What you will do -> Return each line of the material verbatim.
============
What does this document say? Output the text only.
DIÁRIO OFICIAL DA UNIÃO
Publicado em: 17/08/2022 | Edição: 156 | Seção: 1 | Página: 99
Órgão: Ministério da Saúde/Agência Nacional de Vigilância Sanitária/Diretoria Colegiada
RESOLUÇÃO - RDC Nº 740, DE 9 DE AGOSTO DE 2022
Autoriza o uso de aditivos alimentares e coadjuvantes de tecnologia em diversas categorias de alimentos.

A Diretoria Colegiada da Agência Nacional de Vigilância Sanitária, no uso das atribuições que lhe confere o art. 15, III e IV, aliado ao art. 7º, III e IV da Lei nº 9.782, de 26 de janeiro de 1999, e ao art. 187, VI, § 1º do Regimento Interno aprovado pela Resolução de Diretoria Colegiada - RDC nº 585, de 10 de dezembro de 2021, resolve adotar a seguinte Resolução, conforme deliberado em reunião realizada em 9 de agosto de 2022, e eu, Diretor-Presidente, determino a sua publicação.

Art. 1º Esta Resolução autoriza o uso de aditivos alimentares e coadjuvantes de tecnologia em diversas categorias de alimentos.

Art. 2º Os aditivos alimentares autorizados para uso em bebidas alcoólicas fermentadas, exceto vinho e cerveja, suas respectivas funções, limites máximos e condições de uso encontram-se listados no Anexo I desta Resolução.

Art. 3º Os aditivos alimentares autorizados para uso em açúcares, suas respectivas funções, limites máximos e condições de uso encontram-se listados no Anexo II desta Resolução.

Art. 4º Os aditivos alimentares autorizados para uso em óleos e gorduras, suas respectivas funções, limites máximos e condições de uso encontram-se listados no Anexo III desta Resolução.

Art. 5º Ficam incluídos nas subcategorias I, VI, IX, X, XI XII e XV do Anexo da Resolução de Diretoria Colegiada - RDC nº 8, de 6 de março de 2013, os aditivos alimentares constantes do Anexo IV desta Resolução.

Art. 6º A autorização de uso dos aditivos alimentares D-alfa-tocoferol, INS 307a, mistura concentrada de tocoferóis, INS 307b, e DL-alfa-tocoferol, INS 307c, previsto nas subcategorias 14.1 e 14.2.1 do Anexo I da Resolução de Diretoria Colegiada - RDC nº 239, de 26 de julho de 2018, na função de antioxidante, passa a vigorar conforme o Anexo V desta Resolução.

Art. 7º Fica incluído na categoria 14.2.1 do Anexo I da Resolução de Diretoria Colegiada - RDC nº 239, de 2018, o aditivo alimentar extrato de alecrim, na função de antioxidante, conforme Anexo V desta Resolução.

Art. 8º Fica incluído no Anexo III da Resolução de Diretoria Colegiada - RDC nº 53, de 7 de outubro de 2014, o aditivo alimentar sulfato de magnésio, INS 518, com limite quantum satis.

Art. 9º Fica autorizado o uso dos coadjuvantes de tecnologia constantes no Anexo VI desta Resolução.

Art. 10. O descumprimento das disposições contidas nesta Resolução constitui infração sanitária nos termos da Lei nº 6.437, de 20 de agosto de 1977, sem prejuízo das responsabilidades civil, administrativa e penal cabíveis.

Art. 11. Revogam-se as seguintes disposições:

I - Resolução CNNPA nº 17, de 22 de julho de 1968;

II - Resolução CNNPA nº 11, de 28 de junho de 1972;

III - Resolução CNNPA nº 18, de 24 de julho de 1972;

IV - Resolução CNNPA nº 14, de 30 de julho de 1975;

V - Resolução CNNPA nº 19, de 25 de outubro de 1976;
============
Complete output ->
What does this document say? Output the text only.
DIÁRIO OFICIAL DA UNIÃO
Publicado em: 17/08/2022 | Edição: 156 | Seção: 1 | Página: 99
Órgão: Ministério da Saúde/Agência Nacional de Vigilância Sanitária/Diretoria Colegiada
RESOLUÇÃO - RDC Nº 740, DE 9 DE AGOSTO DE 2022
Autoriza o uso de aditivos alimentares e coadjuvantes de tecnologia em diversas categorias de alimentos.

A Diretoria Colegiada da Agência Nacional de Vigilância Sanitária, no uso das atribuições que lhe confere o art. 15, III e IV, aliado ao art. 7º, III e IV da Lei nº 9.782, de 26 de janeiro de 1999, e ao art. 187, VI, § 1º do Regimento Interno aprovado pela Resolução de Diretoria Colegiada - RDC nº 585, de 10 de dezembro de 2021, resolve adotar a seguinte Resolução, conforme deliberado em reunião realizada em 9 de agosto de 2022, e eu, Diretor-Presidente, determino a sua publicação.

Art. 1º Esta Resolução autoriza o uso de aditivos alimentares e coadjuvantes de tecnologia em diversas categorias de alimentos.

Art. 2º Os aditivos alimentares autorizados para uso em bebidas alcoólicas fermentadas, exceto vinho e cerveja, suas respectivas funções, limites máximos e condições de uso encontram-se listados no Anexo I desta Resolução.

Art. 3º Os aditivos alimentares autorizados para uso em açúcares, suas respectivas funções, limites máximos e condições de uso encontram-se listados no Anexo II desta Resolução.

Art. 4º Os aditivos alimentares autorizados para uso em óleos e gorduras, suas respectivas funções, limites máximos e condições de uso encontram-se listados no Anexo III desta Resolução.

Art. 5º Ficam incluídos nas subcategorias I, VI, IX, X, XI XII e XV do Anexo da Resolução de Diretoria Colegiada - RDC nº 8, de 6 de março de 2013, os aditivos alimentares constantes do Anexo IV desta Resolução.

Art. 6º A autorização de uso dos aditivos alimentares D-alfa-tocoferol, INS 307a, mistura concentrada de tocoferóis, INS 307b, e DL-alfa-tocoferol, INS 307c, previsto nas subcategorias 14.1 e 14.2.1 do Anexo I da Resolução de Diretoria Colegiada - RDC nº 239, de 26 de julho de 2018, na função de antioxidante, passa a vigorar conforme o Anexo V desta Resolução.

Art. 7º Fica incluído na categoria 14.2.1 do Anexo I da Resolução de Diretoria Colegiada - RDC nº 239, de 2018, o aditivo alimentar extrato de alecrim, na função de antioxidante, conforme Anexo V desta Resolução.

Art. 8º Fica incluído no Anexo III da Resolução de Diretoria Colegiada - RDC nº 53, de 7 de outubro de 2014, o aditivo alimentar sulfato de magnésio, INS 518, com limite quantum satis.

Art. 9º Fica autorizado o uso dos coadjuvantes de tecnologia constantes no Anexo VI desta Resolução.

Art. 10. O descumprimento das disposições contidas nesta Resolução constitui infração sanitária nos termos da Lei nº 6.437, de 20 de agosto de 1977, sem prejuízo das responsabilidades civil, administrativa e penal cabíveis.

Art. 11. Revogam-se as seguintes disposições:

I - Resolução CNNPA nº 17, de 22 de julho de 1968;

II - Resolução CNNPA nº 11, de 28 de junho de 1972;

III - Resolução CNNPA nº 18, de 24 de julho de 1972;

IV - Resolução CNNPA nº 14, de 30 de julho de 1975;

V - Resolução CNNPA nº 19, de 25 de outubro de 1976;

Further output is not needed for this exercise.